*Exercise goal:* Search the entries for the word "coma" and return every line where it is found.
[Records shown]
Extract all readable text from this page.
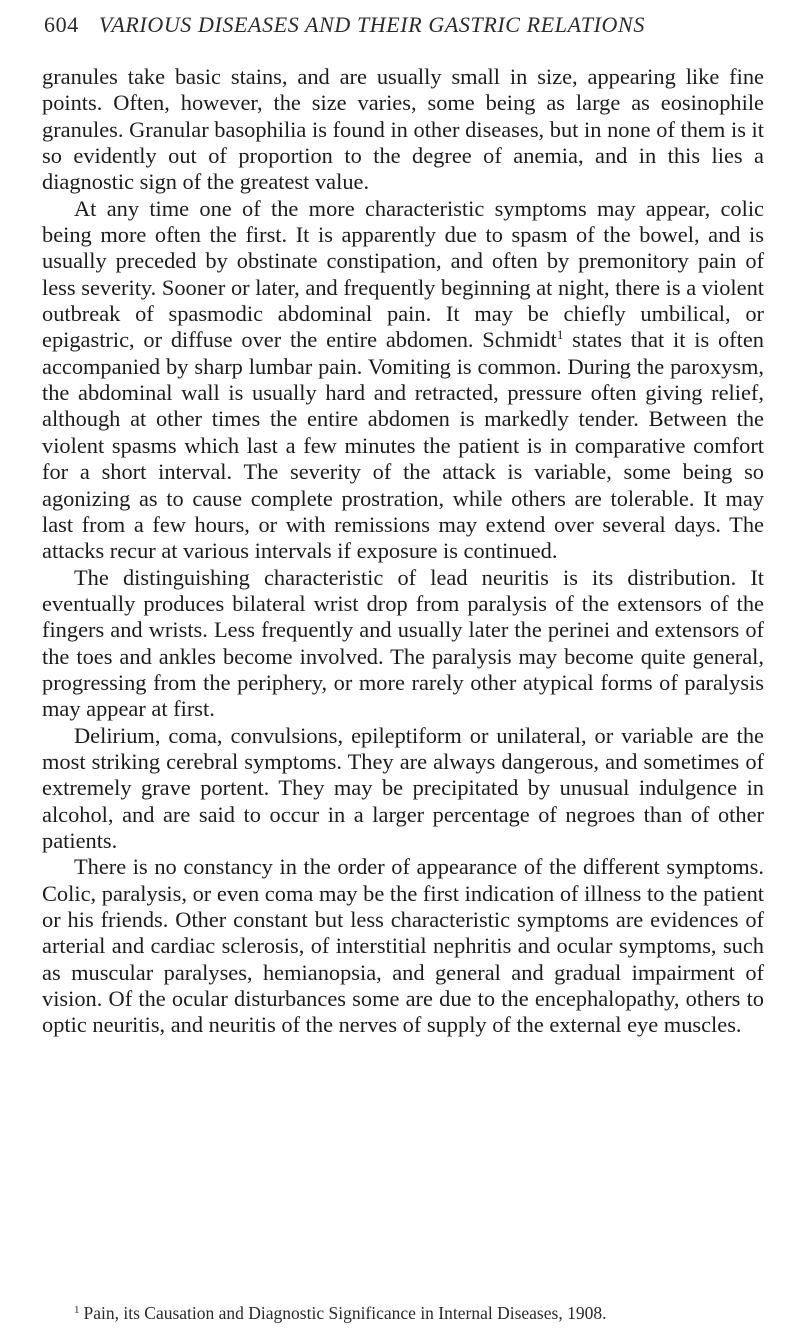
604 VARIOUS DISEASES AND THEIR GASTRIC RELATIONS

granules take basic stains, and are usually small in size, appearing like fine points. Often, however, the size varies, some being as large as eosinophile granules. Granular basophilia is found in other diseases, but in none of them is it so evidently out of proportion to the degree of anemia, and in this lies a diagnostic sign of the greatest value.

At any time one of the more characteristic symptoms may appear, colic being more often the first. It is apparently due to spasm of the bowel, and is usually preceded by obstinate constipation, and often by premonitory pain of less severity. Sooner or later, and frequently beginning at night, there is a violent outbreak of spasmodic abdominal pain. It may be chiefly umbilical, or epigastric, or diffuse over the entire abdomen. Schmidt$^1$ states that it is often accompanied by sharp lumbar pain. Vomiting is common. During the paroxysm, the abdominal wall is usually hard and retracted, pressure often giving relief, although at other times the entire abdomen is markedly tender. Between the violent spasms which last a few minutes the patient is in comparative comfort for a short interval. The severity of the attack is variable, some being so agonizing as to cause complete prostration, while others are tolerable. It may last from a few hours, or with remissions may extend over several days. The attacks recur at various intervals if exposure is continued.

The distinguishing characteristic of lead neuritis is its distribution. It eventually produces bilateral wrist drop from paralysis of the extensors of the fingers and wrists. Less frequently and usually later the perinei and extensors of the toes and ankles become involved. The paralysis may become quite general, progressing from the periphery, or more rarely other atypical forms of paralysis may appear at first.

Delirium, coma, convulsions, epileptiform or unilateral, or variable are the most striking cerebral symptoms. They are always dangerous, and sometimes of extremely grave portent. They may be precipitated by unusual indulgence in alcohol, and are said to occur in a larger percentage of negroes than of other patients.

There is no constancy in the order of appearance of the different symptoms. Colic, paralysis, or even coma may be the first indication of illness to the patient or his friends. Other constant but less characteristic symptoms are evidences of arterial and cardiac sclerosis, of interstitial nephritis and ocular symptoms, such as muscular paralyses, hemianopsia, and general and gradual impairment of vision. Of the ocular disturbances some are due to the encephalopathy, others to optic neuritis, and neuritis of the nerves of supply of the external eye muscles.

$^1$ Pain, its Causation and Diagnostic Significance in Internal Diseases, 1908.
[/Records shown]
[Records shown]
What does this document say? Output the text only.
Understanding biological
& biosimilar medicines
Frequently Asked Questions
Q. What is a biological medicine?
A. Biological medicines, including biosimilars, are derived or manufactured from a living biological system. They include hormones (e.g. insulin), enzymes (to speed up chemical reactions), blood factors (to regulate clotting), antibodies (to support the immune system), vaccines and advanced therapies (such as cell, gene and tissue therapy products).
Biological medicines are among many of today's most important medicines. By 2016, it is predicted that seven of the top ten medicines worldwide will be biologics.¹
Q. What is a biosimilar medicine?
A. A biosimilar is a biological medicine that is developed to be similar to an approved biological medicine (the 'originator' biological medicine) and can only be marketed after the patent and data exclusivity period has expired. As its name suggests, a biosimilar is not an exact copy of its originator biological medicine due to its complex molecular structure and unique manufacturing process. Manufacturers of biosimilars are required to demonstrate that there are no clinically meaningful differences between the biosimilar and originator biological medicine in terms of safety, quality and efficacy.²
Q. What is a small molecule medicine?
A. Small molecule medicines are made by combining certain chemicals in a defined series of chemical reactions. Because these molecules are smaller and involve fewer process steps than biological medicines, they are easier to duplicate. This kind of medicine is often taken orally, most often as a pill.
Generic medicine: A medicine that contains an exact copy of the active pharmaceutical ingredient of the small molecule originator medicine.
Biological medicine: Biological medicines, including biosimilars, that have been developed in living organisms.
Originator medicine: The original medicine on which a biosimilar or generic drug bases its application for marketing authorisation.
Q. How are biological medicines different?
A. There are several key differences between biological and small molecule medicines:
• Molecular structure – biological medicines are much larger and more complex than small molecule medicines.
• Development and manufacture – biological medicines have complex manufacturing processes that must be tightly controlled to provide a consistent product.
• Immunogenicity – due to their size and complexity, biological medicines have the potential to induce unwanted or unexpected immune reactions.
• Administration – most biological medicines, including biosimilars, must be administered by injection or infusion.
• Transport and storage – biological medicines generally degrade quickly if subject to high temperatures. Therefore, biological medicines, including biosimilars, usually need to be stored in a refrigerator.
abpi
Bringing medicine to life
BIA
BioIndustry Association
[/Records shown]
[Records shown]
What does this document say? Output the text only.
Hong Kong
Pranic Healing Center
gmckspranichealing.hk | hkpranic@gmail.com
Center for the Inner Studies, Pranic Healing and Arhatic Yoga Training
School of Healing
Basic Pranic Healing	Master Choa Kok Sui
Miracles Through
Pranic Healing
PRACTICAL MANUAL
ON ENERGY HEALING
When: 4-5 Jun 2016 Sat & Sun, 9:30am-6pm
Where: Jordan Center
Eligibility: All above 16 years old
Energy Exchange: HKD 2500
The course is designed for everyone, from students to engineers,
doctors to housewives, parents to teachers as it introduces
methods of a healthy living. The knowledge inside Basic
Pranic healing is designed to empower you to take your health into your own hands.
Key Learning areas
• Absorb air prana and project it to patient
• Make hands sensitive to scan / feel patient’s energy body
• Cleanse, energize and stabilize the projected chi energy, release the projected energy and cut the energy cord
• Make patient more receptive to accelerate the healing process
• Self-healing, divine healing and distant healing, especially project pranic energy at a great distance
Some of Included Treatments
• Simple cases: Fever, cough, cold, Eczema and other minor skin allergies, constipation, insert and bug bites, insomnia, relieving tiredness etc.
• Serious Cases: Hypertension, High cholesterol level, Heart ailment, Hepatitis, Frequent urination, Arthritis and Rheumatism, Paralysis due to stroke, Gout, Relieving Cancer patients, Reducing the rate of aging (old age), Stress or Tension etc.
[/Records shown]
*Solution:*
Delirium, coma, convulsions, epileptiform or unilateral, or variable are the most striking cerebral symptoms. They are always dangerous, and sometimes of extremely grave portent. They may be precipitated by unusual indulgence in alcohol, and are said to occur in a larger percentage of negroes than of other patients.
There is no constancy in the order of appearance of the different symptoms. Colic, paralysis, or even coma may be the first indication of illness to the patient or his friends. Other constant but less characteristic symptoms are evidences of arterial and cardiac sclerosis, of interstitial nephritis and ocular symptoms, such as muscular paralyses, hemianopsia, and general and gradual impairment of vision. Of the ocular disturbances some are due to the encephalopathy, others to optic neuritis, and neuritis of the nerves of supply of the external eye muscles.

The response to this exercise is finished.